PROBLEM:
Every line containing the word "Zurich" needs to be found and copied.

RECORDS FOR THIS TASK:
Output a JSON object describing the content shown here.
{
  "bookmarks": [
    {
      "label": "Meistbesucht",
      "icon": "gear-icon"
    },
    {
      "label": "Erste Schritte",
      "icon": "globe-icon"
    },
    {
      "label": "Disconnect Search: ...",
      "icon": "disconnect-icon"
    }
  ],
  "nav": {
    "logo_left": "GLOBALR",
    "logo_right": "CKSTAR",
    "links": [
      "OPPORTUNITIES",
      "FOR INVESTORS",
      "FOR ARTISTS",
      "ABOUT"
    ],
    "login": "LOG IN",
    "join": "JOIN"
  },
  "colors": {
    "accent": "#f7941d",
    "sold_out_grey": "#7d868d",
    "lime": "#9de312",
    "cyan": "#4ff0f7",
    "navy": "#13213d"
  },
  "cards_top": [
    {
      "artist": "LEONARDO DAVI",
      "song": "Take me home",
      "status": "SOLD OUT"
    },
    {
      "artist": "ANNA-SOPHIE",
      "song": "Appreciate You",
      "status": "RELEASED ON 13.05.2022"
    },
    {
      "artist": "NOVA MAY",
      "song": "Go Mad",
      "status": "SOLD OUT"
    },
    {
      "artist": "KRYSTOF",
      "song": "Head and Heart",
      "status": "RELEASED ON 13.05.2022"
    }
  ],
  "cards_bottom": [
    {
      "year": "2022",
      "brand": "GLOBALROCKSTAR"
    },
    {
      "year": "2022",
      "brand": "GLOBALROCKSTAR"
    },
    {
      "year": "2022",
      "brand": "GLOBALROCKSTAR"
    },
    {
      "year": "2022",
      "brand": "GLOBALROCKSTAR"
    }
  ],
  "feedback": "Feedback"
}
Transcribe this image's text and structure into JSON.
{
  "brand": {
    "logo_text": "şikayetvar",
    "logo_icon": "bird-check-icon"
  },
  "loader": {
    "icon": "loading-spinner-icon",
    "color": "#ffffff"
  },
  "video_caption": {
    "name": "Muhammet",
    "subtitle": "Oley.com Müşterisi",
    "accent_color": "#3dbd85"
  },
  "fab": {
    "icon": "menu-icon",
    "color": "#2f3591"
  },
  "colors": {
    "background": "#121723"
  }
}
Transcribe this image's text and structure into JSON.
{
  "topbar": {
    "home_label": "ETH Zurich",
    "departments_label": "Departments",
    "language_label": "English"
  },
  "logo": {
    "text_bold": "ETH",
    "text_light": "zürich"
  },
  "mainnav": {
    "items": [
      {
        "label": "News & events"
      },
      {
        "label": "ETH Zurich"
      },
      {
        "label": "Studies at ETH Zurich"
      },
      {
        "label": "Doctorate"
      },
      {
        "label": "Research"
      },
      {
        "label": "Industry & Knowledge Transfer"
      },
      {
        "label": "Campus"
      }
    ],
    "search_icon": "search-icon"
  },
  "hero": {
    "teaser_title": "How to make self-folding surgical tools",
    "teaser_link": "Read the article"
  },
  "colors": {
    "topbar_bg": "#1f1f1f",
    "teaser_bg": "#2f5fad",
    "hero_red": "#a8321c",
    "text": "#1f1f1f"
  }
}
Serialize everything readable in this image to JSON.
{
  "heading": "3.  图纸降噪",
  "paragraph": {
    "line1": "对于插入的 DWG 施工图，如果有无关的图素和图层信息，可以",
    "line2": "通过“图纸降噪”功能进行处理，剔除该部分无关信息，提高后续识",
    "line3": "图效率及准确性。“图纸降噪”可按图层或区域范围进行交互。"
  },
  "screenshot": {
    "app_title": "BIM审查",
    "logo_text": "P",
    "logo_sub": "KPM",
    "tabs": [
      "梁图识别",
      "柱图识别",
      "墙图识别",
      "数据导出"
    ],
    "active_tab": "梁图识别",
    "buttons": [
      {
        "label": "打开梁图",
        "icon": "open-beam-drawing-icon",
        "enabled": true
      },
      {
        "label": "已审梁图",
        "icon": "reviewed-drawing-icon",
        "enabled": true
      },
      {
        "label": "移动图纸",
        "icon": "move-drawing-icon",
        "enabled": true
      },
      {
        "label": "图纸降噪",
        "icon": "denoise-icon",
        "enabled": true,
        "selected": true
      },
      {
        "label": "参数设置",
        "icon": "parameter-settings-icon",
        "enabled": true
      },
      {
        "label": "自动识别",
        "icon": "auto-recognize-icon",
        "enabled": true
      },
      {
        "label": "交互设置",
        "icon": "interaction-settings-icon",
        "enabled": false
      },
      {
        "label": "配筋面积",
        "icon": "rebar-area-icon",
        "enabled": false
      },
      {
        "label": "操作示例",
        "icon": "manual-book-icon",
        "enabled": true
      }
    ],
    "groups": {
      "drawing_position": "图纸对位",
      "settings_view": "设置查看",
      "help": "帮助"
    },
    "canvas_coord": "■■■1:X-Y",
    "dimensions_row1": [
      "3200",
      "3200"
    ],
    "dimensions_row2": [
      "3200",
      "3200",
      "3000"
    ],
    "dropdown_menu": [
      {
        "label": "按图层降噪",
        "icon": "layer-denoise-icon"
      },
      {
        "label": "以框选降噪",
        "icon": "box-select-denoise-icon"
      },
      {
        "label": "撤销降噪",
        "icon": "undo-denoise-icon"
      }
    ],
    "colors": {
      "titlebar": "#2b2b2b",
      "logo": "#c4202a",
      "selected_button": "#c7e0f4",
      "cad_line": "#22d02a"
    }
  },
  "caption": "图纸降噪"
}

PROBLEM SOLUTION:
    "home_label": "ETH Zurich",
        "label": "ETH Zurich"
        "label": "Studies at ETH Zurich"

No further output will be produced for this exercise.